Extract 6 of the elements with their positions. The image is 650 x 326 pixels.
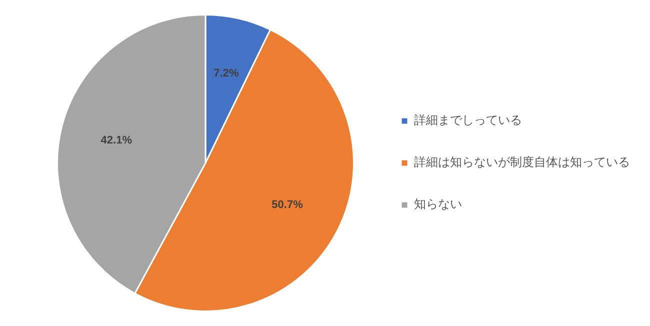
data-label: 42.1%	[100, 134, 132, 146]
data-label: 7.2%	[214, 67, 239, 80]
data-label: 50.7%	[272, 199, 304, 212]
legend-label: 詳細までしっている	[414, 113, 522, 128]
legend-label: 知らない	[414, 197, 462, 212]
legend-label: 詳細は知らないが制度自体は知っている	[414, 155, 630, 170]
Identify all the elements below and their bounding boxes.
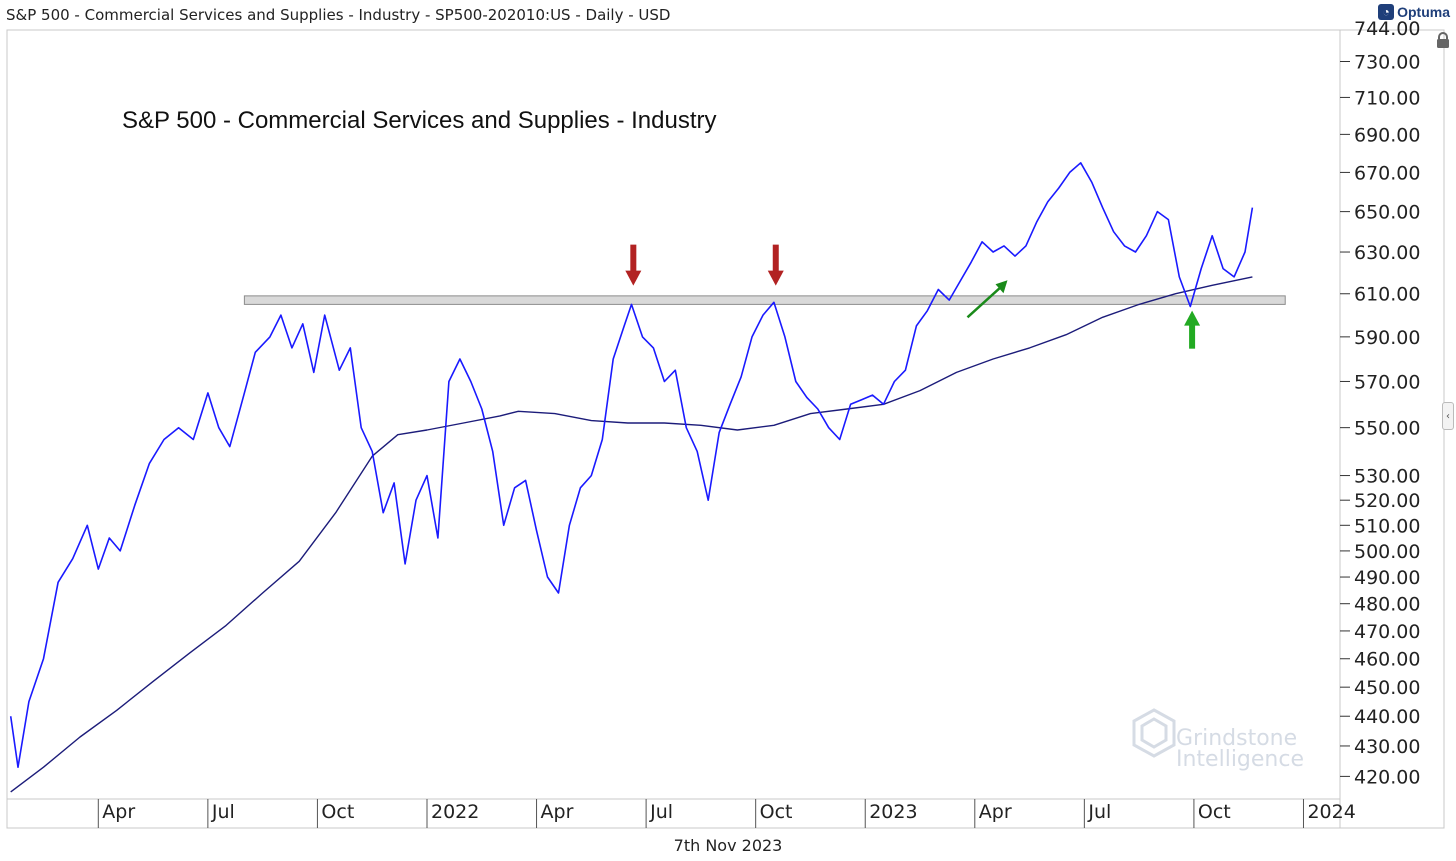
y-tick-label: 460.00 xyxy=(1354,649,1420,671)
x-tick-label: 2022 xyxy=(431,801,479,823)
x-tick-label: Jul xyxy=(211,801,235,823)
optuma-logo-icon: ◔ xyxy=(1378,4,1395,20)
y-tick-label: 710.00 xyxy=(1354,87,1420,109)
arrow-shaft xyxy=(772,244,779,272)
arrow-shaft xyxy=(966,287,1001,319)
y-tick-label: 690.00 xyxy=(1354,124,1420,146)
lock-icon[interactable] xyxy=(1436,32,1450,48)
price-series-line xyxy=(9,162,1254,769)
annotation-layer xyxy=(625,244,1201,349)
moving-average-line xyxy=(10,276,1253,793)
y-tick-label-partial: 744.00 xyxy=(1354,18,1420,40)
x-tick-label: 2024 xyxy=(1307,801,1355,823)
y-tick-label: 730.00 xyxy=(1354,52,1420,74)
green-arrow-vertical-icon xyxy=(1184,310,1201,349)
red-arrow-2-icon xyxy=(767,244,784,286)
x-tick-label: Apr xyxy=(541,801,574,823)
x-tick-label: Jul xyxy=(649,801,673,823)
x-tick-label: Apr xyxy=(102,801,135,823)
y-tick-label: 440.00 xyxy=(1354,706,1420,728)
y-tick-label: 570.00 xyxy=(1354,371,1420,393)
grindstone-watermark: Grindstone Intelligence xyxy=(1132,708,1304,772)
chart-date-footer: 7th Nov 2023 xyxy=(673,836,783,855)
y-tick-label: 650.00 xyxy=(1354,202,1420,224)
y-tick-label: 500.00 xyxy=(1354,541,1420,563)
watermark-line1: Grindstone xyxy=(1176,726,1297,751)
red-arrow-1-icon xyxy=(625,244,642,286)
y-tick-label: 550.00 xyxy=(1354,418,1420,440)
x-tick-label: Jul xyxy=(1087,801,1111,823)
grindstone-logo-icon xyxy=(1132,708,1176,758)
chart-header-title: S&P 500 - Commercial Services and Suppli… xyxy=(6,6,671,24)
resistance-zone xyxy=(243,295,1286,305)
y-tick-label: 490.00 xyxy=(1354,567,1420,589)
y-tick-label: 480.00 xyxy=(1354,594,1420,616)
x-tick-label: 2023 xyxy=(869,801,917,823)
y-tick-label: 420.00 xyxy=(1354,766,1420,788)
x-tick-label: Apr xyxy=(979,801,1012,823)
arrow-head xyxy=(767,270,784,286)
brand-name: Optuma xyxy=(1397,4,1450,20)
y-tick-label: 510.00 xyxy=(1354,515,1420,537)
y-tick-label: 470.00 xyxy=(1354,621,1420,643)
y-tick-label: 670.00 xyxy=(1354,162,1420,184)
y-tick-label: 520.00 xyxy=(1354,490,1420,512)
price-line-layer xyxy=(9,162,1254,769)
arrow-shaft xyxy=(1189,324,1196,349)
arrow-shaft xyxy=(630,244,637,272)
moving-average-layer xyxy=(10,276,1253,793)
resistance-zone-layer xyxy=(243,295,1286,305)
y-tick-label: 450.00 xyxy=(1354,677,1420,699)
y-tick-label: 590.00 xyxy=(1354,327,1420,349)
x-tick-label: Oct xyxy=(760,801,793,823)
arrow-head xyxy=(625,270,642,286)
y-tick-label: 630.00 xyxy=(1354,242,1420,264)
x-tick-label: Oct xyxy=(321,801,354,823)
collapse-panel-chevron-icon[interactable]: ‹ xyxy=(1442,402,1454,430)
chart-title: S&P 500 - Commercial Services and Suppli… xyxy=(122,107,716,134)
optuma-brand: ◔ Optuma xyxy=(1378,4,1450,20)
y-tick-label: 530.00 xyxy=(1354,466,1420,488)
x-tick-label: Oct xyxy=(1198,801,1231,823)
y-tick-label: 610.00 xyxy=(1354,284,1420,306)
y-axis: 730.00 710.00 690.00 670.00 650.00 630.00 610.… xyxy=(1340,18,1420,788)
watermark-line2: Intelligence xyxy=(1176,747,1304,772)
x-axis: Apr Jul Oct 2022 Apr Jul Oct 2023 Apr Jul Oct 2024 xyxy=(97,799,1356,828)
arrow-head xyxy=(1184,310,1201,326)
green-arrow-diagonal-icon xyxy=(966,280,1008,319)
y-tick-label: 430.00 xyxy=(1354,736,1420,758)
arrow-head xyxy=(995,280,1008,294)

☆ ☆ ☆ ☆ ☆ ☆ ☆

• **GIVEN PROBLEM**: Tally the lines in the rows above that contain the string "watermark", and reply with the number alone.

• **EXERCISE ANSWER**: 3